(WHAT IS ASKED): Please write out the material that follows, exactly as it stands.

** Begin **

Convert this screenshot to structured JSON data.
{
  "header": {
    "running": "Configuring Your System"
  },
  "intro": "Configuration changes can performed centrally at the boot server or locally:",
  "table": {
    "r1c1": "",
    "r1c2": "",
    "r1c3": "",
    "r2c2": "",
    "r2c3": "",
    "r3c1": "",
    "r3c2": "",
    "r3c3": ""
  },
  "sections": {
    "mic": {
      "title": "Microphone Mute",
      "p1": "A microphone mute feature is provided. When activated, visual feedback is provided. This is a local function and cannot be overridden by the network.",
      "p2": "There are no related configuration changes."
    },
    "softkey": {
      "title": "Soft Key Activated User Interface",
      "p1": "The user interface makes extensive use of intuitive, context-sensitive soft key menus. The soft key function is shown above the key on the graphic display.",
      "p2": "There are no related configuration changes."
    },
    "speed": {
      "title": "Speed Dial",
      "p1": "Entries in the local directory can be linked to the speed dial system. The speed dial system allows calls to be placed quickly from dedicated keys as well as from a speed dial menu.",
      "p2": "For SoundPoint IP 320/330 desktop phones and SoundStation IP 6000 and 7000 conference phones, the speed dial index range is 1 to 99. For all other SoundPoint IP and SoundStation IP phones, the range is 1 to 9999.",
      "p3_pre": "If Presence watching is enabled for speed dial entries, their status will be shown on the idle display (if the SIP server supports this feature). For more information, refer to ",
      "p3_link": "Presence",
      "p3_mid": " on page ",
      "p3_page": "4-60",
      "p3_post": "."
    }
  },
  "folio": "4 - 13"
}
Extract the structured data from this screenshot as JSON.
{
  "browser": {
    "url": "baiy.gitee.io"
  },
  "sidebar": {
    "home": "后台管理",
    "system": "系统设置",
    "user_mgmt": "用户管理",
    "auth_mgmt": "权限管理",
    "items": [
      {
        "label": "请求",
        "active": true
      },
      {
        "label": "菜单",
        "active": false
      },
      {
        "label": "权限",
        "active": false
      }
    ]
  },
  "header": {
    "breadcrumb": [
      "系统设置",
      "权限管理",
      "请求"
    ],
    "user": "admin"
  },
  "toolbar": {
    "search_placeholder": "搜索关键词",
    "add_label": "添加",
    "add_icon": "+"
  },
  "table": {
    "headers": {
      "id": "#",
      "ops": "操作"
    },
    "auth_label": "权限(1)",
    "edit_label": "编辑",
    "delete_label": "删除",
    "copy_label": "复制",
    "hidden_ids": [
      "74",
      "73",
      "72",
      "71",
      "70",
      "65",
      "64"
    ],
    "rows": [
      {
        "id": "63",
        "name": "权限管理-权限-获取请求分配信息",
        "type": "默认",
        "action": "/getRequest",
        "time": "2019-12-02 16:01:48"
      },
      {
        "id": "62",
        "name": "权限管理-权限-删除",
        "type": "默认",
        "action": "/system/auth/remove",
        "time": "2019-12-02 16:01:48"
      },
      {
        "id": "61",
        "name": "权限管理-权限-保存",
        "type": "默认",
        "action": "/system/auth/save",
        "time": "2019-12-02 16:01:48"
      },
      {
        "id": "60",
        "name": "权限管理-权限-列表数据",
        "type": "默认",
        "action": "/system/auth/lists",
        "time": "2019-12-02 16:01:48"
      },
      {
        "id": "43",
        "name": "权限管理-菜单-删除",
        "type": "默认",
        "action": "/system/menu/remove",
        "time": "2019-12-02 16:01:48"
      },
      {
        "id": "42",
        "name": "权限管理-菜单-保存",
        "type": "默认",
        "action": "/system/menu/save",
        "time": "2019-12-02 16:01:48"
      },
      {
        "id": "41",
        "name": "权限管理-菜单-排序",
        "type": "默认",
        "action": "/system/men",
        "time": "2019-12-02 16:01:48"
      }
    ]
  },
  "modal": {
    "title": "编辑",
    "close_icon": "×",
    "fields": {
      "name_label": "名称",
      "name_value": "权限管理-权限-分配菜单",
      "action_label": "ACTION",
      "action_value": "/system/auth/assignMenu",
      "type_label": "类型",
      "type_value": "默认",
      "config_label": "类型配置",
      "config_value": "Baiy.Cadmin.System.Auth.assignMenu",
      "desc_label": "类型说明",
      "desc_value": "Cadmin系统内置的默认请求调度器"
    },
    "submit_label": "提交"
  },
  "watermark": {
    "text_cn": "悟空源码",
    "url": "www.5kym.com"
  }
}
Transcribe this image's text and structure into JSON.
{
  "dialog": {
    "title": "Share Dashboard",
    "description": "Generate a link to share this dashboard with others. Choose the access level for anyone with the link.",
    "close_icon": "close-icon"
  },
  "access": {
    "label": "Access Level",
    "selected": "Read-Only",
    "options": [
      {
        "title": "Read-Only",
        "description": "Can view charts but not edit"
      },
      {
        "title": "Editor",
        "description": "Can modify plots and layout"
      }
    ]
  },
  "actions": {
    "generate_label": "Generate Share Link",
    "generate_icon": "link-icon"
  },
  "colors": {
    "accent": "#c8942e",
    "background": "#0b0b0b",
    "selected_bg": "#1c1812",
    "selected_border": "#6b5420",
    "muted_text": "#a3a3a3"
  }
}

** End **

(SOLUTION TO THE EXERCISE):
Convert this screenshot to structured JSON data.
{
  "header": {
    "running": "Configuring Your System"
  },
  "intro": "Configuration changes can performed centrally at the boot server or locally:",
  "table": {
    "r1c1": "",
    "r1c2": "",
    "r1c3": "",
    "r2c2": "",
    "r2c3": "",
    "r3c1": "",
    "r3c2": "",
    "r3c3": ""
  },
  "sections": {
    "mic": {
      "title": "Microphone Mute",
      "p1": "A microphone mute feature is provided. When activated, visual feedback is provided. This is a local function and cannot be overridden by the network.",
      "p2": "There are no related configuration changes."
    },
    "softkey": {
      "title": "Soft Key Activated User Interface",
      "p1": "The user interface makes extensive use of intuitive, context-sensitive soft key menus. The soft key function is shown above the key on the graphic display.",
      "p2": "There are no related configuration changes."
    },
    "speed": {
      "title": "Speed Dial",
      "p1": "Entries in the local directory can be linked to the speed dial system. The speed dial system allows calls to be placed quickly from dedicated keys as well as from a speed dial menu.",
      "p2": "For SoundPoint IP 320/330 desktop phones and SoundStation IP 6000 and 7000 conference phones, the speed dial index range is 1 to 99. For all other SoundPoint IP and SoundStation IP phones, the range is 1 to 9999.",
      "p3_pre": "If Presence watching is enabled for speed dial entries, their status will be shown on the idle display (if the SIP server supports this feature). For more information, refer to ",
      "p3_link": "Presence",
      "p3_mid": " on page ",
      "p3_page": "4-60",
      "p3_post": "."
    }
  },
  "folio": "4 - 13"
}
Extract the structured data from this screenshot as JSON.
{
  "browser": {
    "url": "baiy.gitee.io"
  },
  "sidebar": {
    "home": "后台管理",
    "system": "系统设置",
    "user_mgmt": "用户管理",
    "auth_mgmt": "权限管理",
    "items": [
      {
        "label": "请求",
        "active": true
      },
      {
        "label": "菜单",
        "active": false
      },
      {
        "label": "权限",
        "active": false
      }
    ]
  },
  "header": {
    "breadcrumb": [
      "系统设置",
      "权限管理",
      "请求"
    ],
    "user": "admin"
  },
  "toolbar": {
    "search_placeholder": "搜索关键词",
    "add_label": "添加",
    "add_icon": "+"
  },
  "table": {
    "headers": {
      "id": "#",
      "ops": "操作"
    },
    "auth_label": "权限(1)",
    "edit_label": "编辑",
    "delete_label": "删除",
    "copy_label": "复制",
    "hidden_ids": [
      "74",
      "73",
      "72",
      "71",
      "70",
      "65",
      "64"
    ],
    "rows": [
      {
        "id": "63",
        "name": "权限管理-权限-获取请求分配信息",
        "type": "默认",
        "action": "/getRequest",
        "time": "2019-12-02 16:01:48"
      },
      {
        "id": "62",
        "name": "权限管理-权限-删除",
        "type": "默认",
        "action": "/system/auth/remove",
        "time": "2019-12-02 16:01:48"
      },
      {
        "id": "61",
        "name": "权限管理-权限-保存",
        "type": "默认",
        "action": "/system/auth/save",
        "time": "2019-12-02 16:01:48"
      },
      {
        "id": "60",
        "name": "权限管理-权限-列表数据",
        "type": "默认",
        "action": "/system/auth/lists",
        "time": "2019-12-02 16:01:48"
      },
      {
        "id": "43",
        "name": "权限管理-菜单-删除",
        "type": "默认",
        "action": "/system/menu/remove",
        "time": "2019-12-02 16:01:48"
      },
      {
        "id": "42",
        "name": "权限管理-菜单-保存",
        "type": "默认",
        "action": "/system/menu/save",
        "time": "2019-12-02 16:01:48"
      },
      {
        "id": "41",
        "name": "权限管理-菜单-排序",
        "type": "默认",
        "action": "/system/men",
        "time": "2019-12-02 16:01:48"
      }
    ]
  },
  "modal": {
    "title": "编辑",
    "close_icon": "×",
    "fields": {
      "name_label": "名称",
      "name_value": "权限管理-权限-分配菜单",
      "action_label": "ACTION",
      "action_value": "/system/auth/assignMenu",
      "type_label": "类型",
      "type_value": "默认",
      "config_label": "类型配置",
      "config_value": "Baiy.Cadmin.System.Auth.assignMenu",
      "desc_label": "类型说明",
      "desc_value": "Cadmin系统内置的默认请求调度器"
    },
    "submit_label": "提交"
  },
  "watermark": {
    "text_cn": "悟空源码",
    "url": "www.5kym.com"
  }
}
Transcribe this image's text and structure into JSON.
{
  "dialog": {
    "title": "Share Dashboard",
    "description": "Generate a link to share this dashboard with others. Choose the access level for anyone with the link.",
    "close_icon": "close-icon"
  },
  "access": {
    "label": "Access Level",
    "selected": "Read-Only",
    "options": [
      {
        "title": "Read-Only",
        "description": "Can view charts but not edit"
      },
      {
        "title": "Editor",
        "description": "Can modify plots and layout"
      }
    ]
  },
  "actions": {
    "generate_label": "Generate Share Link",
    "generate_icon": "link-icon"
  },
  "colors": {
    "accent": "#c8942e",
    "background": "#0b0b0b",
    "selected_bg": "#1c1812",
    "selected_border": "#6b5420",
    "muted_text": "#a3a3a3"
  }
}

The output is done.